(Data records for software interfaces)
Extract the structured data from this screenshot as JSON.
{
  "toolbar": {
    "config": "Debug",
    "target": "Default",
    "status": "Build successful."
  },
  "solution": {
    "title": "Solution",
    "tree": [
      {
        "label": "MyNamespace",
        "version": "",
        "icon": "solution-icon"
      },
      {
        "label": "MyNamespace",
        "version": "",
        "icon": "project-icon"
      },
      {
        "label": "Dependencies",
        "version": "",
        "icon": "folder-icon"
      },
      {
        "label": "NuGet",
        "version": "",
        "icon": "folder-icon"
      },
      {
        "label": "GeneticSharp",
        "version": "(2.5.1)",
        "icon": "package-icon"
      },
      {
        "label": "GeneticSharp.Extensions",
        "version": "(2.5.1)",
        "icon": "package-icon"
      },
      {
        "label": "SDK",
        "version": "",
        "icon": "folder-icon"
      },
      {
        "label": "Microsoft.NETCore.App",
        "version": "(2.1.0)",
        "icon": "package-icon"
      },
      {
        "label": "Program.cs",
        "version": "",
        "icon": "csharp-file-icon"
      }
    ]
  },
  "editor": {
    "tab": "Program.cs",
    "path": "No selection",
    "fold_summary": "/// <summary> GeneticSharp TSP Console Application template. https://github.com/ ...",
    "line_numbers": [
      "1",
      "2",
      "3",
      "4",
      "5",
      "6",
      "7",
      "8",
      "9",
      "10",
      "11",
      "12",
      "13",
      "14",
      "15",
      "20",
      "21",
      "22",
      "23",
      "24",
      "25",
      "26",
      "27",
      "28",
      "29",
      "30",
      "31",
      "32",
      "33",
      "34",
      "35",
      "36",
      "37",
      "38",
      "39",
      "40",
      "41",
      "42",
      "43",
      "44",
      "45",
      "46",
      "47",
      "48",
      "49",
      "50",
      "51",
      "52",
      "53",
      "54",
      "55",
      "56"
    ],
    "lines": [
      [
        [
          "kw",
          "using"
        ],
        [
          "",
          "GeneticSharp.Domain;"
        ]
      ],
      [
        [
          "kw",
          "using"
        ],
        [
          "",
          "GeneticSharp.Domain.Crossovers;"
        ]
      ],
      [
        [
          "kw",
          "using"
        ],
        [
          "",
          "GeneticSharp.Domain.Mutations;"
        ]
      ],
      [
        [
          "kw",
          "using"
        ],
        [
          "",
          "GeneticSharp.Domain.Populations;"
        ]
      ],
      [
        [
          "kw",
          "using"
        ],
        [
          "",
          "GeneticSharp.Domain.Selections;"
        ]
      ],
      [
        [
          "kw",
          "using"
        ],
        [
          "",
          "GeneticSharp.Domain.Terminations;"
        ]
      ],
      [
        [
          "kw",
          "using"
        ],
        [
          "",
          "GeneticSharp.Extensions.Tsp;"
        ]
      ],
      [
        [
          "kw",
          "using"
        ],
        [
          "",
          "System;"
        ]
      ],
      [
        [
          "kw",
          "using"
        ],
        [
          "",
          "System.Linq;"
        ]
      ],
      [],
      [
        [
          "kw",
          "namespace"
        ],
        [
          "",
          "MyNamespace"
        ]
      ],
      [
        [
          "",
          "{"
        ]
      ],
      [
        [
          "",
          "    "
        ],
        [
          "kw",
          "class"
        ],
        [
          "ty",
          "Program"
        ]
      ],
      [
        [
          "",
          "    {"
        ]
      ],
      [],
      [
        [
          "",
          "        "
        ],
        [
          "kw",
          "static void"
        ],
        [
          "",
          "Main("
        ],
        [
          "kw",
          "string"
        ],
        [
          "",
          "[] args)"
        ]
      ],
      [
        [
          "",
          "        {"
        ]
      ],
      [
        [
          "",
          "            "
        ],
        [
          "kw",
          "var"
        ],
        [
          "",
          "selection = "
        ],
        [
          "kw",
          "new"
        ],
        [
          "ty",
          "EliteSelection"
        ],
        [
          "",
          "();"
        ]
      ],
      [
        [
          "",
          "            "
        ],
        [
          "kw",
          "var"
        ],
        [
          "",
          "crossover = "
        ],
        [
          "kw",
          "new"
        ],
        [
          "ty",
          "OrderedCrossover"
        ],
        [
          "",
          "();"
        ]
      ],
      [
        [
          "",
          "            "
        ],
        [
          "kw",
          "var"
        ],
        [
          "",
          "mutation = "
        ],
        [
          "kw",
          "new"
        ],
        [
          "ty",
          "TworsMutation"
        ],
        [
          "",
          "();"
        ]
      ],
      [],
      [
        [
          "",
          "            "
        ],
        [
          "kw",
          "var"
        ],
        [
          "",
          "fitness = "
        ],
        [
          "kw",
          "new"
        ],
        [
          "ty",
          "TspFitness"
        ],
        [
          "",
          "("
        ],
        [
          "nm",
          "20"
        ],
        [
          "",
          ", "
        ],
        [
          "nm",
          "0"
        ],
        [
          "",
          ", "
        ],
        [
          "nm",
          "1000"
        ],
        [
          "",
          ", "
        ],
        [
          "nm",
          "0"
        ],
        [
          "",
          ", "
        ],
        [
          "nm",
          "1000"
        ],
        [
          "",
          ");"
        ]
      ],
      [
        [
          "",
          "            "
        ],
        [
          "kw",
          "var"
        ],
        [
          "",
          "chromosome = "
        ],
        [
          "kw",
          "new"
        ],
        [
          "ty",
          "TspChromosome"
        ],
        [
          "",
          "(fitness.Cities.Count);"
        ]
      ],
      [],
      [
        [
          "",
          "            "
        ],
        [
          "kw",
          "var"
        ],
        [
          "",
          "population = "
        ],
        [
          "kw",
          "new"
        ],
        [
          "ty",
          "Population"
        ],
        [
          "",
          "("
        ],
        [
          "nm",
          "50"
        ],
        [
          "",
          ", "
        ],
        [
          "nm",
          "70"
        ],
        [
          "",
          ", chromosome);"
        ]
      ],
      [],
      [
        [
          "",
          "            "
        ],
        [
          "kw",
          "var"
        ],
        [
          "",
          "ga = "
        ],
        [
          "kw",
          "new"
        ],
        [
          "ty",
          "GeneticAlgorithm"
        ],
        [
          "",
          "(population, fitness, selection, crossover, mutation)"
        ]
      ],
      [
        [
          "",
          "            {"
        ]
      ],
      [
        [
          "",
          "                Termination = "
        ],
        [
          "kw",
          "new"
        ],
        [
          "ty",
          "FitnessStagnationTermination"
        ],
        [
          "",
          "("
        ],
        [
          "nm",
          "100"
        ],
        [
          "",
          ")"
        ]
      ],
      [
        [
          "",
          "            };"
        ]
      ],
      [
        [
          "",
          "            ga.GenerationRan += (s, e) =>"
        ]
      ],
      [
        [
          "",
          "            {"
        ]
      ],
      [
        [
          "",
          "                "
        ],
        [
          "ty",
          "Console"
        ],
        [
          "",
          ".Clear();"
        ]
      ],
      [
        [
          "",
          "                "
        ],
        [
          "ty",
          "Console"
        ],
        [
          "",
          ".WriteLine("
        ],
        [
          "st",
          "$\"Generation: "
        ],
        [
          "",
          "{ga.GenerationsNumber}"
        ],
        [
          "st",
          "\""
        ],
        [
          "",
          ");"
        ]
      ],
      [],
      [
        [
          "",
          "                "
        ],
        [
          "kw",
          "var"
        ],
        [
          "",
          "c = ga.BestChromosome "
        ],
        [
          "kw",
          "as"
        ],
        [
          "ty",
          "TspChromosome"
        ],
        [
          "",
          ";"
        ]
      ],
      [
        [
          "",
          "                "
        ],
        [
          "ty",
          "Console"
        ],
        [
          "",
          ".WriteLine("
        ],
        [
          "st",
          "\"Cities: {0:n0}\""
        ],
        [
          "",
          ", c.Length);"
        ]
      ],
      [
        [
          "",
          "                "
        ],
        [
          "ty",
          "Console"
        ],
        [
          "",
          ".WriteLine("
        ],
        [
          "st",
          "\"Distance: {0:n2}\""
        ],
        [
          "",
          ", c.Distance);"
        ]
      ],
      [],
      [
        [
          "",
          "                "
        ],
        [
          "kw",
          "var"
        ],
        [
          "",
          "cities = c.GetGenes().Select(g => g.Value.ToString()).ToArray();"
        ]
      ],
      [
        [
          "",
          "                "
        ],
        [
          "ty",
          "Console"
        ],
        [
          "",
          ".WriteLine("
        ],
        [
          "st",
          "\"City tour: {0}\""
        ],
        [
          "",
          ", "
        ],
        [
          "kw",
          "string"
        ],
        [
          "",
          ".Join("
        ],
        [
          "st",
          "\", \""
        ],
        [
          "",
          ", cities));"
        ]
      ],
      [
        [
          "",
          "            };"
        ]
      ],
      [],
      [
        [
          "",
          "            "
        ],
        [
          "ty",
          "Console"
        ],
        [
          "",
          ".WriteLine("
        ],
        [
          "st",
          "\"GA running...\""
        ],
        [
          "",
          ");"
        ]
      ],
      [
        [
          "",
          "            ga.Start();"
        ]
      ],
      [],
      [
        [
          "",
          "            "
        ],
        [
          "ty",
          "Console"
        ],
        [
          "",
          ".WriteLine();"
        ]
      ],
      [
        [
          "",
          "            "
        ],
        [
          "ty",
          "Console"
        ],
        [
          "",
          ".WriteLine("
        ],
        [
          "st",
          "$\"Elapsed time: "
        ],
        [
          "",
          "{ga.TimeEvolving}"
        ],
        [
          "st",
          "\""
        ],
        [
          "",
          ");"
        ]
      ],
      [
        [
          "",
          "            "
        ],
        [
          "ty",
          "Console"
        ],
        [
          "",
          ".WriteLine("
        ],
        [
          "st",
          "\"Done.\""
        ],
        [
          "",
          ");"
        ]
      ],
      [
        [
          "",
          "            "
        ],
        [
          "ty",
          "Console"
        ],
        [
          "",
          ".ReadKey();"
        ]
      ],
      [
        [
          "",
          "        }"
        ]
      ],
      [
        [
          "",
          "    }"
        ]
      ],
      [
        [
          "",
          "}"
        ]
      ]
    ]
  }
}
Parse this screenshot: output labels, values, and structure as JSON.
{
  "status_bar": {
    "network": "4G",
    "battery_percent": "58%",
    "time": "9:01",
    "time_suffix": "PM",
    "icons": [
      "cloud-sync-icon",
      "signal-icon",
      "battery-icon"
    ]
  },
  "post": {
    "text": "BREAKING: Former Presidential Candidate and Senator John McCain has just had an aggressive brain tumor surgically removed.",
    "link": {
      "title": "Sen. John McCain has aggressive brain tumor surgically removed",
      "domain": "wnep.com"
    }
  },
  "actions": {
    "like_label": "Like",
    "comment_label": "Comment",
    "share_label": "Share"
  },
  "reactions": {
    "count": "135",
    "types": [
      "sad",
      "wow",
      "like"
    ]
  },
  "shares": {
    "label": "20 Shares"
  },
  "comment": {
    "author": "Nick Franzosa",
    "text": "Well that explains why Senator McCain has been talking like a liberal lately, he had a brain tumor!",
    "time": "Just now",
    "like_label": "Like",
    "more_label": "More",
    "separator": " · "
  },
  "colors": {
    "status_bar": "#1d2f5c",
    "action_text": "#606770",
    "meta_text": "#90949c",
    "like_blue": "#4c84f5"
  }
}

Task:
Search term "Senator": return each line of the data that contains it.

Solution for this problem:
    "text": "BREAKING: Former Presidential Candidate and Senator John McCain has just had an aggressive brain tumor surgically removed.",
    "text": "Well that explains why Senator McCain has been talking like a liberal lately, he had a brain tumor!",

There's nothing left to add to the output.